::: EXCERPTED RECORDS

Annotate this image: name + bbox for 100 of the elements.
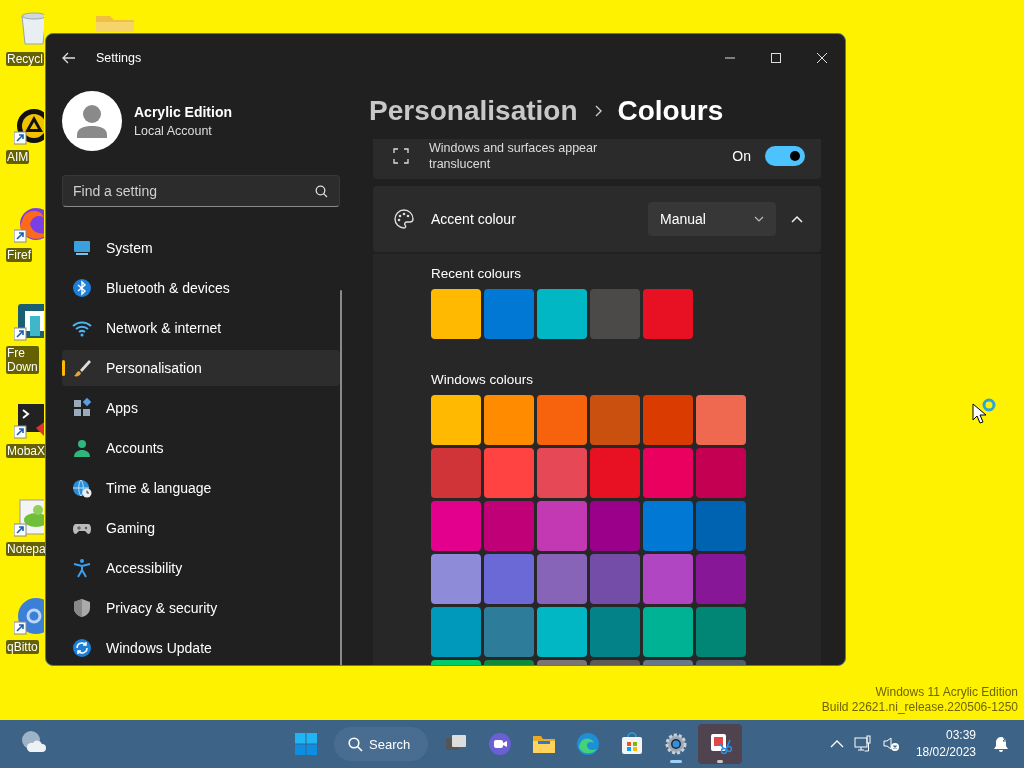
brush-icon: [72, 358, 92, 378]
person-icon: [72, 438, 92, 458]
toggle-switch[interactable]: [765, 146, 805, 166]
colour-swatch[interactable]: [484, 554, 534, 604]
sidebar-item[interactable]: Privacy & security: [62, 590, 340, 626]
colour-swatch[interactable]: [537, 554, 587, 604]
colour-swatch[interactable]: [643, 448, 693, 498]
colour-swatch[interactable]: [590, 448, 640, 498]
back-arrow-icon[interactable]: [62, 52, 76, 64]
taskbar-app-button[interactable]: [698, 724, 742, 764]
accessibility-icon: [72, 558, 92, 578]
colour-swatch[interactable]: [590, 554, 640, 604]
setting-label: Accent colour: [431, 211, 517, 227]
colour-swatch[interactable]: [696, 501, 746, 551]
watermark-text: Build 22621.ni_release.220506-1250: [821, 700, 1018, 715]
colour-swatch[interactable]: [484, 448, 534, 498]
wifi-icon: [72, 318, 92, 338]
colour-swatch[interactable]: [696, 395, 746, 445]
sidebar-item[interactable]: Accounts: [62, 430, 340, 466]
volume-muted-icon[interactable]: [881, 735, 900, 753]
search-icon: [348, 736, 363, 752]
account-name: Acrylic Edition: [134, 104, 233, 120]
gear-icon: [664, 732, 688, 756]
monitor-icon: [72, 238, 92, 258]
desktop-icon-label: MobaX: [6, 444, 47, 458]
colour-swatch[interactable]: [643, 554, 693, 604]
colour-swatch[interactable]: [431, 448, 481, 498]
sidebar-item[interactable]: Accessibility: [62, 550, 340, 586]
colour-swatch[interactable]: [590, 395, 640, 445]
scrollbar[interactable]: [340, 290, 342, 665]
section-title: Recent colours: [431, 266, 523, 283]
colour-swatch[interactable]: [643, 607, 693, 657]
search-field[interactable]: Find a setting: [62, 175, 340, 207]
colour-swatch[interactable]: [537, 607, 587, 657]
colour-swatch[interactable]: [643, 395, 693, 445]
breadcrumb-link[interactable]: Personalisation: [369, 94, 578, 127]
network-monitor-icon[interactable]: [853, 735, 872, 753]
sidebar-item[interactable]: Gaming: [62, 510, 340, 546]
colour-swatch[interactable]: [590, 501, 640, 551]
chevron-up-icon[interactable]: [829, 740, 844, 748]
busy-cursor-icon: [972, 398, 998, 426]
desktop-icon-label: Recycl: [6, 52, 44, 66]
colour-swatch[interactable]: [484, 289, 534, 339]
chevron-up-icon: [791, 215, 803, 223]
search-icon: [315, 185, 328, 198]
colour-swatch[interactable]: [484, 395, 534, 445]
sync-icon: [72, 638, 92, 658]
colour-swatch[interactable]: [431, 395, 481, 445]
bluetooth-icon: [72, 278, 92, 298]
colour-swatch[interactable]: [590, 289, 640, 339]
video-chat-icon: [488, 732, 512, 756]
toggle-state-label: On: [732, 148, 751, 164]
colour-swatch[interactable]: [696, 448, 746, 498]
setting-description: Windows and surfaces appear translucent: [429, 140, 599, 172]
chevron-right-icon: [593, 104, 602, 117]
colour-swatch[interactable]: [431, 607, 481, 657]
page-title: Colours: [617, 94, 724, 127]
colour-swatch[interactable]: [484, 501, 534, 551]
colour-swatch[interactable]: [537, 395, 587, 445]
colour-swatch[interactable]: [643, 289, 693, 339]
sidebar-item[interactable]: Time & language: [62, 470, 340, 506]
colour-swatch[interactable]: [696, 607, 746, 657]
clock-date: 18/02/2023: [915, 744, 976, 761]
colour-swatch[interactable]: [484, 607, 534, 657]
clock-time: 03:39: [945, 727, 976, 744]
close-icon: [816, 52, 828, 64]
notepad-icon[interactable]: [14, 496, 44, 538]
chevron-down-icon: [754, 216, 764, 222]
palette-icon: [393, 208, 415, 230]
desktop-icon-label: Firef: [6, 248, 32, 262]
browser-icon: [576, 732, 600, 756]
shield-icon: [72, 598, 92, 618]
scissors-icon: [708, 732, 732, 756]
store-bag-icon: [620, 732, 644, 756]
window-title: Settings: [96, 51, 143, 65]
bell-icon[interactable]: [992, 735, 1010, 753]
sidebar-item[interactable]: Windows Update: [62, 630, 340, 665]
sidebar-item[interactable]: System: [62, 230, 340, 266]
account-type: Local Account: [134, 124, 213, 138]
search-button[interactable]: Search: [334, 727, 428, 761]
sidebar-item[interactable]: Bluetooth & devices: [62, 270, 340, 306]
colour-swatch[interactable]: [431, 554, 481, 604]
colour-swatch[interactable]: [537, 289, 587, 339]
colour-swatch[interactable]: [643, 501, 693, 551]
colour-swatch[interactable]: [431, 501, 481, 551]
colour-swatch[interactable]: [590, 607, 640, 657]
colour-swatch[interactable]: [537, 501, 587, 551]
globe-clock-icon: [72, 478, 92, 498]
maximize-icon: [770, 52, 782, 64]
avatar-icon[interactable]: [62, 91, 122, 151]
sidebar-item[interactable]: Network & internet: [62, 310, 340, 346]
apps-grid-icon: [72, 398, 92, 418]
dropdown[interactable]: Manual: [648, 202, 776, 236]
sidebar-item[interactable]: Apps: [62, 390, 340, 426]
colour-swatch[interactable]: [696, 554, 746, 604]
colour-swatch[interactable]: [431, 289, 481, 339]
colour-swatch[interactable]: [537, 448, 587, 498]
desktop-icon-label: AIM: [6, 150, 30, 164]
sidebar-item[interactable]: Personalisation: [62, 350, 340, 386]
desktop-icon-label: Fre Down: [6, 346, 39, 374]
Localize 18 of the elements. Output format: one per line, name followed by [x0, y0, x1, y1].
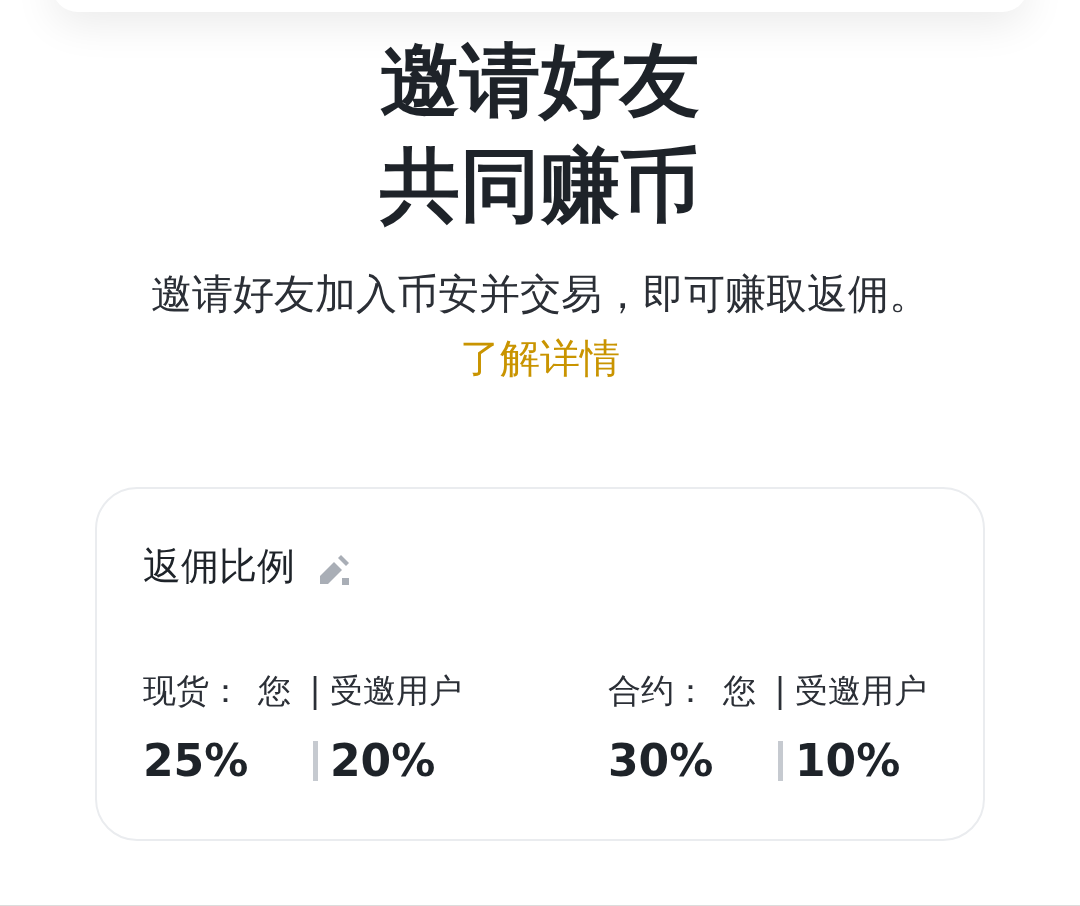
category-label: 合约： [608, 670, 708, 712]
rate-value: 20% [330, 734, 437, 788]
rate-value: 10% [795, 734, 902, 788]
separator-text: | [774, 670, 786, 712]
rate-value: 25% [143, 734, 250, 788]
category-label: 现货： [143, 670, 243, 712]
separator-text: | [309, 670, 321, 712]
pencil-icon[interactable] [317, 554, 351, 586]
column-label: 您 [723, 670, 757, 712]
headline: 邀请好友 [380, 33, 700, 129]
column-label: 受邀用户 [330, 670, 463, 712]
column-label: 受邀用户 [795, 670, 928, 712]
description-text: 邀请好友加入币安并交易，即可赚取返佣。 [150, 269, 930, 320]
learn-more-link[interactable]: 了解详情 [460, 328, 620, 388]
column-label: 您 [258, 670, 292, 712]
card-title: 返佣比例 [143, 543, 295, 590]
rate-value: 30% [608, 734, 715, 788]
headline: 共同赚币 [380, 138, 700, 234]
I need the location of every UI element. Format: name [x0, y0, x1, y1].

::::::

Reproduce the entire listing above, substituting "nav-item" for every "sidebar-item" and keeping everything else unchanged. Omit the pictures.

## SOLUTION FOR THIS PROBLEM
Annotate this image: name + bbox for 100 of the elements.
brush-icon: [72, 358, 92, 378]
person-icon: [72, 438, 92, 458]
toggle-switch[interactable]: [765, 146, 805, 166]
colour-swatch[interactable]: [484, 554, 534, 604]
nav-item[interactable]: Privacy & security: [62, 590, 340, 626]
colour-swatch[interactable]: [537, 554, 587, 604]
colour-swatch[interactable]: [643, 448, 693, 498]
colour-swatch[interactable]: [590, 448, 640, 498]
back-arrow-icon[interactable]: [62, 52, 76, 64]
taskbar-app-button[interactable]: [698, 724, 742, 764]
accessibility-icon: [72, 558, 92, 578]
colour-swatch[interactable]: [590, 554, 640, 604]
setting-label: Accent colour: [431, 211, 517, 227]
colour-swatch[interactable]: [696, 501, 746, 551]
watermark-text: Build 22621.ni_release.220506-1250: [821, 700, 1018, 715]
colour-swatch[interactable]: [484, 448, 534, 498]
wifi-icon: [72, 318, 92, 338]
colour-swatch[interactable]: [696, 395, 746, 445]
nav-item[interactable]: Accounts: [62, 430, 340, 466]
volume-muted-icon[interactable]: [881, 735, 900, 753]
search-icon: [348, 736, 363, 752]
account-name: Acrylic Edition: [134, 104, 233, 120]
gear-icon: [664, 732, 688, 756]
monitor-icon: [72, 238, 92, 258]
desktop-icon-label: MobaX: [6, 444, 47, 458]
colour-swatch[interactable]: [643, 554, 693, 604]
colour-swatch[interactable]: [431, 448, 481, 498]
nav-item[interactable]: Accessibility: [62, 550, 340, 586]
colour-swatch[interactable]: [590, 395, 640, 445]
scrollbar[interactable]: [340, 290, 342, 665]
section-title: Recent colours: [431, 266, 523, 283]
colour-swatch[interactable]: [643, 607, 693, 657]
search-field[interactable]: Find a setting: [62, 175, 340, 207]
colour-swatch[interactable]: [537, 607, 587, 657]
colour-swatch[interactable]: [643, 395, 693, 445]
breadcrumb-link[interactable]: Personalisation: [369, 94, 578, 127]
network-monitor-icon[interactable]: [853, 735, 872, 753]
nav-item[interactable]: Gaming: [62, 510, 340, 546]
colour-swatch[interactable]: [590, 501, 640, 551]
chevron-up-icon[interactable]: [829, 740, 844, 748]
busy-cursor-icon: [972, 398, 998, 426]
desktop-icon-label: Recycl: [6, 52, 44, 66]
colour-swatch[interactable]: [484, 289, 534, 339]
chevron-up-icon: [791, 215, 803, 223]
search-icon: [315, 185, 328, 198]
colour-swatch[interactable]: [484, 395, 534, 445]
sync-icon: [72, 638, 92, 658]
colour-swatch[interactable]: [431, 395, 481, 445]
bluetooth-icon: [72, 278, 92, 298]
colour-swatch[interactable]: [590, 289, 640, 339]
video-chat-icon: [488, 732, 512, 756]
toggle-state-label: On: [732, 148, 751, 164]
colour-swatch[interactable]: [696, 448, 746, 498]
setting-description: Windows and surfaces appear translucent: [429, 140, 599, 172]
chevron-right-icon: [593, 104, 602, 117]
colour-swatch[interactable]: [431, 607, 481, 657]
page-title: Colours: [617, 94, 724, 127]
colour-swatch[interactable]: [484, 501, 534, 551]
colour-swatch[interactable]: [537, 395, 587, 445]
colour-swatch[interactable]: [643, 289, 693, 339]
nav-item[interactable]: Time & language: [62, 470, 340, 506]
colour-swatch[interactable]: [696, 607, 746, 657]
clock-date: 18/02/2023: [915, 744, 976, 761]
colour-swatch[interactable]: [484, 607, 534, 657]
clock-time: 03:39: [945, 727, 976, 744]
close-icon: [816, 52, 828, 64]
notepad-icon[interactable]: [14, 496, 44, 538]
chevron-down-icon: [754, 216, 764, 222]
palette-icon: [393, 208, 415, 230]
desktop-icon-label: Firef: [6, 248, 32, 262]
browser-icon: [576, 732, 600, 756]
shield-icon: [72, 598, 92, 618]
scissors-icon: [708, 732, 732, 756]
store-bag-icon: [620, 732, 644, 756]
window-title: Settings: [96, 51, 143, 65]
bell-icon[interactable]: [992, 735, 1010, 753]
nav-item[interactable]: Windows Update: [62, 630, 340, 665]
nav-item[interactable]: System: [62, 230, 340, 266]
account-type: Local Account: [134, 124, 213, 138]
search-button[interactable]: Search: [334, 727, 428, 761]
nav-item[interactable]: Bluetooth & devices: [62, 270, 340, 306]
colour-swatch[interactable]: [431, 554, 481, 604]
colour-swatch[interactable]: [537, 289, 587, 339]
colour-swatch[interactable]: [643, 501, 693, 551]
colour-swatch[interactable]: [431, 501, 481, 551]
colour-swatch[interactable]: [590, 607, 640, 657]
colour-swatch[interactable]: [537, 501, 587, 551]
globe-clock-icon: [72, 478, 92, 498]
maximize-icon: [770, 52, 782, 64]
avatar-icon[interactable]: [62, 91, 122, 151]
nav-item[interactable]: Network & internet: [62, 310, 340, 346]
apps-grid-icon: [72, 398, 92, 418]
dropdown[interactable]: Manual: [648, 202, 776, 236]
nav-item[interactable]: Apps: [62, 390, 340, 426]
colour-swatch[interactable]: [696, 554, 746, 604]
colour-swatch[interactable]: [431, 289, 481, 339]
colour-swatch[interactable]: [537, 448, 587, 498]
desktop-icon-label: AIM: [6, 150, 30, 164]
nav-item[interactable]: Personalisation: [62, 350, 340, 386]
desktop-icon-label: Fre Down: [6, 346, 39, 374]
Localize 18 of the elements. Output format: one per line, name followed by [x0, y0, x1, y1].
category-label: 合约： [608, 670, 708, 712]
rate-value: 20% [330, 734, 437, 788]
rate-value: 10% [795, 734, 902, 788]
separator-text: | [774, 670, 786, 712]
rate-value: 25% [143, 734, 250, 788]
category-label: 现货： [143, 670, 243, 712]
separator-text: | [309, 670, 321, 712]
pencil-icon[interactable] [317, 554, 351, 586]
column-label: 您 [723, 670, 757, 712]
headline: 邀请好友 [380, 33, 700, 129]
column-label: 受邀用户 [330, 670, 463, 712]
column-label: 受邀用户 [795, 670, 928, 712]
description-text: 邀请好友加入币安并交易，即可赚取返佣。 [150, 269, 930, 320]
learn-more-link[interactable]: 了解详情 [460, 328, 620, 388]
column-label: 您 [258, 670, 292, 712]
card-title: 返佣比例 [143, 543, 295, 590]
rate-value: 30% [608, 734, 715, 788]
headline: 共同赚币 [380, 138, 700, 234]
I need the location of every UI element. Format: name [x0, y0, x1, y1].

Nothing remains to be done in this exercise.